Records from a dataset
- - - - -

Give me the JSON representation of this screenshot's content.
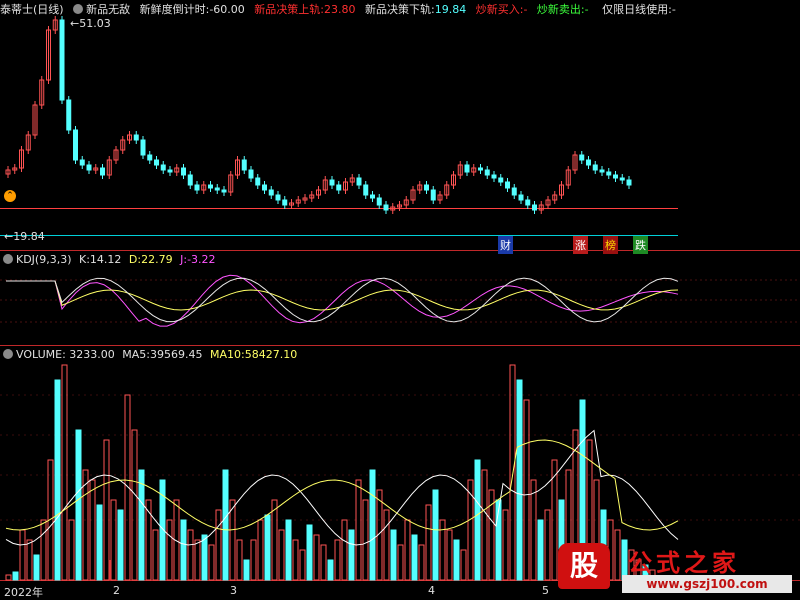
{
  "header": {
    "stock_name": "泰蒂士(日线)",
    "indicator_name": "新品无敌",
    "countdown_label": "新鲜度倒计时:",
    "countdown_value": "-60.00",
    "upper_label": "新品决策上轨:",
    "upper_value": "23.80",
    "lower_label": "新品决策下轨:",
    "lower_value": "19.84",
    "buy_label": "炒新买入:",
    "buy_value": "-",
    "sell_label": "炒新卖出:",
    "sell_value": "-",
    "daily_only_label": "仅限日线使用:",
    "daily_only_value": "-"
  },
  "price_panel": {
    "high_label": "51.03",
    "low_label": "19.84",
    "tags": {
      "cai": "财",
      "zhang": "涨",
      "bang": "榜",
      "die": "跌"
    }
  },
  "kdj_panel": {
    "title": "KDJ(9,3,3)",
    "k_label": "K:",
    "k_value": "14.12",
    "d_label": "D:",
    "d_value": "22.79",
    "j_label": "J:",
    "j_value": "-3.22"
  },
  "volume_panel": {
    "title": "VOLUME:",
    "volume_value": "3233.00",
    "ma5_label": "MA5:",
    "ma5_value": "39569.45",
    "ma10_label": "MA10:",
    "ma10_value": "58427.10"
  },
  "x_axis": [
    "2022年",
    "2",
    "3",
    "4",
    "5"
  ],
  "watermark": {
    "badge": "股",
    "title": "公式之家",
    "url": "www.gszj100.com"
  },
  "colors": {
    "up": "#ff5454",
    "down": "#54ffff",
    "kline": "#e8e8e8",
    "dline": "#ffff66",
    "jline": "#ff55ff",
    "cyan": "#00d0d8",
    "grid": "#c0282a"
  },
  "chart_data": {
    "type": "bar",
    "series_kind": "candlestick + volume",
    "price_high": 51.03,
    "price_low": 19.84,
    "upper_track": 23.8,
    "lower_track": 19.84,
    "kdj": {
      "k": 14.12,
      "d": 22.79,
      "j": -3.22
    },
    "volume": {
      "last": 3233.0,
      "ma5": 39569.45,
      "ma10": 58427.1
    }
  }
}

- - - - -

Leave the pictures out and output the rest of the listing exactly.

Give me the JSON representation of this screenshot's content.
{
  "header": {
    "stock_name": "泰蒂士(日线)",
    "indicator_name": "新品无敌",
    "countdown_label": "新鲜度倒计时:",
    "countdown_value": "-60.00",
    "upper_label": "新品决策上轨:",
    "upper_value": "23.80",
    "lower_label": "新品决策下轨:",
    "lower_value": "19.84",
    "buy_label": "炒新买入:",
    "buy_value": "-",
    "sell_label": "炒新卖出:",
    "sell_value": "-",
    "daily_only_label": "仅限日线使用:",
    "daily_only_value": "-"
  },
  "price_panel": {
    "high_label": "51.03",
    "low_label": "19.84",
    "tags": {
      "cai": "财",
      "zhang": "涨",
      "bang": "榜",
      "die": "跌"
    }
  },
  "kdj_panel": {
    "title": "KDJ(9,3,3)",
    "k_label": "K:",
    "k_value": "14.12",
    "d_label": "D:",
    "d_value": "22.79",
    "j_label": "J:",
    "j_value": "-3.22"
  },
  "volume_panel": {
    "title": "VOLUME:",
    "volume_value": "3233.00",
    "ma5_label": "MA5:",
    "ma5_value": "39569.45",
    "ma10_label": "MA10:",
    "ma10_value": "58427.10"
  },
  "x_axis": [
    "2022年",
    "2",
    "3",
    "4",
    "5"
  ],
  "watermark": {
    "badge": "股",
    "title": "公式之家",
    "url": "www.gszj100.com"
  },
  "colors": {
    "up": "#ff5454",
    "down": "#54ffff",
    "kline": "#e8e8e8",
    "dline": "#ffff66",
    "jline": "#ff55ff",
    "cyan": "#00d0d8",
    "grid": "#c0282a"
  },
  "chart_data": {
    "type": "bar",
    "series_kind": "candlestick + volume",
    "price_high": 51.03,
    "price_low": 19.84,
    "upper_track": 23.8,
    "lower_track": 19.84,
    "kdj": {
      "k": 14.12,
      "d": 22.79,
      "j": -3.22
    },
    "volume": {
      "last": 3233.0,
      "ma5": 39569.45,
      "ma10": 58427.1
    }
  }
}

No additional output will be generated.